Problem statement: Go through each line of the records below and count those with the word "watermark". Give only the count.

The records:
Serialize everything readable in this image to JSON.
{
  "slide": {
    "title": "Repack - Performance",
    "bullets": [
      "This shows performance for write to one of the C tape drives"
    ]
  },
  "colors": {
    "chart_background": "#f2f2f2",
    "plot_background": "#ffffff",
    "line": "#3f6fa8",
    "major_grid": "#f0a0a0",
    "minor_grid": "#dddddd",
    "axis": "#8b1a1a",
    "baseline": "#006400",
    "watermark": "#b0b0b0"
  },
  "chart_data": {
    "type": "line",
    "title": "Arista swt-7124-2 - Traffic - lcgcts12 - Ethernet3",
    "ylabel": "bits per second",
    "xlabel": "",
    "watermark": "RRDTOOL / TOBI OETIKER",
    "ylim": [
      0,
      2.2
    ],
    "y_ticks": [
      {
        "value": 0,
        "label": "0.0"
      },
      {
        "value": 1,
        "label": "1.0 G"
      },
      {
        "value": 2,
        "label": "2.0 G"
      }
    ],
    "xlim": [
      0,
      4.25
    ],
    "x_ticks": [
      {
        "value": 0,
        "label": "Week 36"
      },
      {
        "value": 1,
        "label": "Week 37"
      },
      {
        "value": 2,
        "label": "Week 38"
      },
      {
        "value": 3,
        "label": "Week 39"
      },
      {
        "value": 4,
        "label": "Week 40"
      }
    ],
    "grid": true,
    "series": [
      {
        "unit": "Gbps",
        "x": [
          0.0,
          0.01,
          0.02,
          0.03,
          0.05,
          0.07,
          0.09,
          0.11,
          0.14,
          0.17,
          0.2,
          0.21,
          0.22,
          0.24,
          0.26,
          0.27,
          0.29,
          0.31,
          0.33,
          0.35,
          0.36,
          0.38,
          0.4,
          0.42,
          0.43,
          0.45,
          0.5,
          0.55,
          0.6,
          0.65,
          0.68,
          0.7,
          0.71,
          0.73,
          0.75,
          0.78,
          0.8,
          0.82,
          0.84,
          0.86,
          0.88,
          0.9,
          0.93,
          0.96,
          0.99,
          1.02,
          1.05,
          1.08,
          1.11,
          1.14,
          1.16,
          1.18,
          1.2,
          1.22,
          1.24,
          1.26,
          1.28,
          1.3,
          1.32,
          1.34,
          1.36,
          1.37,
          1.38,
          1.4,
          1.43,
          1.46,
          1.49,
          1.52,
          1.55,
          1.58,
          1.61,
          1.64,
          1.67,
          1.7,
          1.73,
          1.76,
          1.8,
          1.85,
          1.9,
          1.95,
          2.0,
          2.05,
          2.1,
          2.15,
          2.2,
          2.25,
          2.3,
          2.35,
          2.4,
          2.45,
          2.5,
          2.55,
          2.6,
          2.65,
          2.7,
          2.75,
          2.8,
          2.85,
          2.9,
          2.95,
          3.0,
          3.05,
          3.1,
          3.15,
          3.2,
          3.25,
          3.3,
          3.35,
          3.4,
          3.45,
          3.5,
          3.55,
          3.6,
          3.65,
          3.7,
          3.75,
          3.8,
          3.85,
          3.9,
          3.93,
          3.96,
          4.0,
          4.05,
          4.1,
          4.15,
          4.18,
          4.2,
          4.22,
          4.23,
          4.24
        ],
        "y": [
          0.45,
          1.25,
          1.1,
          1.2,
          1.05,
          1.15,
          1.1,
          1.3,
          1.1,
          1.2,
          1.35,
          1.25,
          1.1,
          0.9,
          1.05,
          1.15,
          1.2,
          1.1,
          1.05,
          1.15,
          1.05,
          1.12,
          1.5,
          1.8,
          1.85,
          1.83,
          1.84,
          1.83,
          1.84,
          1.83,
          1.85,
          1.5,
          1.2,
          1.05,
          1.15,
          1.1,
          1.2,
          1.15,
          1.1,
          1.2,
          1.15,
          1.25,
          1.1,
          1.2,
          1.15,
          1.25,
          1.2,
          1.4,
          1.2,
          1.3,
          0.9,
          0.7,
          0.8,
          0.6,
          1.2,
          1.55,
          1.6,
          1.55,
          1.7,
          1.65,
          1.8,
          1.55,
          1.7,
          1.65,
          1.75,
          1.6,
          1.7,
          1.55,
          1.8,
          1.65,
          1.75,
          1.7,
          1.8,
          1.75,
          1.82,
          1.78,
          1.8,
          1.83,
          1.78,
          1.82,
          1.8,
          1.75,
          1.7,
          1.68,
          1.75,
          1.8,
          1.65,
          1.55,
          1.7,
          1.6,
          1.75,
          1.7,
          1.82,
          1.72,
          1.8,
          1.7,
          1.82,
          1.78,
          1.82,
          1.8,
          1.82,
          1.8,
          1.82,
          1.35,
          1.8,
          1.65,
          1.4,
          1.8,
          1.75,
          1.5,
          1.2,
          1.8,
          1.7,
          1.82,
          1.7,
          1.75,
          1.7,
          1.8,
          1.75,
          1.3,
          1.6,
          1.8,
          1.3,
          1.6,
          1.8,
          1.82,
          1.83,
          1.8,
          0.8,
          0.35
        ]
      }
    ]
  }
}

Finished task: 2